**データ抜粋**:

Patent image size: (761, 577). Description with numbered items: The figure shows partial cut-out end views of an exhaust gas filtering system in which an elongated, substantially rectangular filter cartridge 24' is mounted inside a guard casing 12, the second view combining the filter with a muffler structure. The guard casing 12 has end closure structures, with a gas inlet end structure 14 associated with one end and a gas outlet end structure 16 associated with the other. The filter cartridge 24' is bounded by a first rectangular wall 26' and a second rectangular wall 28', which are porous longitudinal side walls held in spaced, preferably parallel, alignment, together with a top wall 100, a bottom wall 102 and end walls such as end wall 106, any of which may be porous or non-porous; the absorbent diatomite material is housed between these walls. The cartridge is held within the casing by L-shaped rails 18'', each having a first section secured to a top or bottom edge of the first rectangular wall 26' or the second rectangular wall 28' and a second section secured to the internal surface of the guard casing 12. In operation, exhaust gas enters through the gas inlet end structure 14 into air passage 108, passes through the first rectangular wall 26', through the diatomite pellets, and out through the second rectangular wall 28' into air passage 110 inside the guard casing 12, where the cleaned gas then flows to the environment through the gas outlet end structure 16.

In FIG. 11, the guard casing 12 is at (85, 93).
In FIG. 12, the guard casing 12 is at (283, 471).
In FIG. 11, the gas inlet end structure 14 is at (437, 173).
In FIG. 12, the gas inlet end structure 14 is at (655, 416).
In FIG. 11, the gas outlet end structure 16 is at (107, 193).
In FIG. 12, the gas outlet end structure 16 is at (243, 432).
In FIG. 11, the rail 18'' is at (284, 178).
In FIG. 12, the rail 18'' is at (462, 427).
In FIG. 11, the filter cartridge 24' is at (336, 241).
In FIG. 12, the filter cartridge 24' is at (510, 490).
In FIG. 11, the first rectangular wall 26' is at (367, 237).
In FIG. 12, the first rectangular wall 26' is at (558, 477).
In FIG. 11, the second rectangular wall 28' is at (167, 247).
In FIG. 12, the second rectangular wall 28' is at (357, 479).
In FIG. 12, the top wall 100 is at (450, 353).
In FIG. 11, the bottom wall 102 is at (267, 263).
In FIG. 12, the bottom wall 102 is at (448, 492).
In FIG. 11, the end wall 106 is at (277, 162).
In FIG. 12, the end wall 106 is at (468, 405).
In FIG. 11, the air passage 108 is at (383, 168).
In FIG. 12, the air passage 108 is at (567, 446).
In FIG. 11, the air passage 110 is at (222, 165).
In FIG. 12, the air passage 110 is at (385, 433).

**与えられた依頼**: 上に示した行を、一つ残らず一字一句変えずにそのまま繰り返してください。

**課題の出力**:
Patent image size: (761, 577). Description with numbered items: The figure shows partial cut-out end views of an exhaust gas filtering system in which an elongated, substantially rectangular filter cartridge 24' is mounted inside a guard casing 12, the second view combining the filter with a muffler structure. The guard casing 12 has end closure structures, with a gas inlet end structure 14 associated with one end and a gas outlet end structure 16 associated with the other. The filter cartridge 24' is bounded by a first rectangular wall 26' and a second rectangular wall 28', which are porous longitudinal side walls held in spaced, preferably parallel, alignment, together with a top wall 100, a bottom wall 102 and end walls such as end wall 106, any of which may be porous or non-porous; the absorbent diatomite material is housed between these walls. The cartridge is held within the casing by L-shaped rails 18'', each having a first section secured to a top or bottom edge of the first rectangular wall 26' or the second rectangular wall 28' and a second section secured to the internal surface of the guard casing 12. In operation, exhaust gas enters through the gas inlet end structure 14 into air passage 108, passes through the first rectangular wall 26', through the diatomite pellets, and out through the second rectangular wall 28' into air passage 110 inside the guard casing 12, where the cleaned gas then flows to the environment through the gas outlet end structure 16.

In FIG. 11, the guard casing 12 is at (85, 93).
In FIG. 12, the guard casing 12 is at (283, 471).
In FIG. 11, the gas inlet end structure 14 is at (437, 173).
In FIG. 12, the gas inlet end structure 14 is at (655, 416).
In FIG. 11, the gas outlet end structure 16 is at (107, 193).
In FIG. 12, the gas outlet end structure 16 is at (243, 432).
In FIG. 11, the rail 18'' is at (284, 178).
In FIG. 12, the rail 18'' is at (462, 427).
In FIG. 11, the filter cartridge 24' is at (336, 241).
In FIG. 12, the filter cartridge 24' is at (510, 490).
In FIG. 11, the first rectangular wall 26' is at (367, 237).
In FIG. 12, the first rectangular wall 26' is at (558, 477).
In FIG. 11, the second rectangular wall 28' is at (167, 247).
In FIG. 12, the second rectangular wall 28' is at (357, 479).
In FIG. 12, the top wall 100 is at (450, 353).
In FIG. 11, the bottom wall 102 is at (267, 263).
In FIG. 12, the bottom wall 102 is at (448, 492).
In FIG. 11, the end wall 106 is at (277, 162).
In FIG. 12, the end wall 106 is at (468, 405).
In FIG. 11, the air passage 108 is at (383, 168).
In FIG. 12, the air passage 108 is at (567, 446).
In FIG. 11, the air passage 110 is at (222, 165).
In FIG. 12, the air passage 110 is at (385, 433).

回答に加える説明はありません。